» **GIVEN TASK**
Search the material for the string "complete" and copy each line where it occurs.

---- DATA SECTION

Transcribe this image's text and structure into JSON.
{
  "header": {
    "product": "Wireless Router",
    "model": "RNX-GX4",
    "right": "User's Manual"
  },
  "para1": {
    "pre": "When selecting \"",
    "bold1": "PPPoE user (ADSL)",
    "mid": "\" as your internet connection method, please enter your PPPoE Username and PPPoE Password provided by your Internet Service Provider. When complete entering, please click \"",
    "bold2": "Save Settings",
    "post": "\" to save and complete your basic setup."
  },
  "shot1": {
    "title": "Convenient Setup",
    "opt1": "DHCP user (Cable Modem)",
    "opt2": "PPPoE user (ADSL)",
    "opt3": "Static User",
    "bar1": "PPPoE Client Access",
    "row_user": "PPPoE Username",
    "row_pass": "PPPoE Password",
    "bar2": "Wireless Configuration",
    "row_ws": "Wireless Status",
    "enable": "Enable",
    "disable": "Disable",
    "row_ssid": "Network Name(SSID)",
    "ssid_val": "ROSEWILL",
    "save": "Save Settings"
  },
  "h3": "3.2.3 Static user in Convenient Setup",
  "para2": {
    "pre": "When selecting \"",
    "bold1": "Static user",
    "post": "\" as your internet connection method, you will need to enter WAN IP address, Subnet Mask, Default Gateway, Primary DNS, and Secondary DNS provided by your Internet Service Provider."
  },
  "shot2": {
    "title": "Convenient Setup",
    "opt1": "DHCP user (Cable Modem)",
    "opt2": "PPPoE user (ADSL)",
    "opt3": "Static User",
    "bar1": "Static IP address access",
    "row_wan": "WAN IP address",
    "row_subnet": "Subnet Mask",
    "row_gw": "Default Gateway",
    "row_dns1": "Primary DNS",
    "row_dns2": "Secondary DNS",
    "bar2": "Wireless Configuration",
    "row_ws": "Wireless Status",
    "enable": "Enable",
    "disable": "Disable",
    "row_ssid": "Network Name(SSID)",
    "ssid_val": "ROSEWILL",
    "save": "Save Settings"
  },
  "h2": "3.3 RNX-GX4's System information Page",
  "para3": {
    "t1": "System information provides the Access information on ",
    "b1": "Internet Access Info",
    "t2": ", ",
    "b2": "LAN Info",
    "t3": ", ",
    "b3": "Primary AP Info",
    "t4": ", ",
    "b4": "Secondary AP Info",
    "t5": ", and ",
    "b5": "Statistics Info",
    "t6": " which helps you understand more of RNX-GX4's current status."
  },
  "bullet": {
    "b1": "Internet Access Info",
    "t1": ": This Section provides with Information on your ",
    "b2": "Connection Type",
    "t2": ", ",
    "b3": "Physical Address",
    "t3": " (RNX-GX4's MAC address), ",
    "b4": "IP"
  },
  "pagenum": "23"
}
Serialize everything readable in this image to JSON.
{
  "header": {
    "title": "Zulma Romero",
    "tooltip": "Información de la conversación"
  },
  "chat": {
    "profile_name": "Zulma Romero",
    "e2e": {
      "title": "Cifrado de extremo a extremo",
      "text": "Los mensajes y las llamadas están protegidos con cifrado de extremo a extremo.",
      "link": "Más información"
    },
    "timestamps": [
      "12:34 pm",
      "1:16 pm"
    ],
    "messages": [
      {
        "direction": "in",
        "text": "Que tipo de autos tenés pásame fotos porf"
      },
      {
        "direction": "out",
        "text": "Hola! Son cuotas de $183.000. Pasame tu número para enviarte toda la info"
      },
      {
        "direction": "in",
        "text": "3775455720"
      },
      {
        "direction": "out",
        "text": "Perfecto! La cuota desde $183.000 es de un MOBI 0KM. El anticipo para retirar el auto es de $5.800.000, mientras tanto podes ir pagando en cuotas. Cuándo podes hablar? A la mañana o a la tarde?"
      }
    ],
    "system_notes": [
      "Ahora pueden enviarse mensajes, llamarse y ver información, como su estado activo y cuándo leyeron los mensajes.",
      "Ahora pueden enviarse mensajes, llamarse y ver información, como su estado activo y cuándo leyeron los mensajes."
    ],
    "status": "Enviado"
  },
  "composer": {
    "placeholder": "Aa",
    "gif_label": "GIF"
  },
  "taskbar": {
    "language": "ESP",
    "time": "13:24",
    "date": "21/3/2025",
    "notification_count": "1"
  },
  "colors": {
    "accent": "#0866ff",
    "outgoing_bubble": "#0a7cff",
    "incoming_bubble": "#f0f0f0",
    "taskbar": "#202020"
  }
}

--------

» **ANSWER TO THIS TASK**
    "mid": "\" as your internet connection method, please enter your PPPoE Username and PPPoE Password provided by your Internet Service Provider. When complete entering, please click \"",
    "post": "\" to save and complete your basic setup."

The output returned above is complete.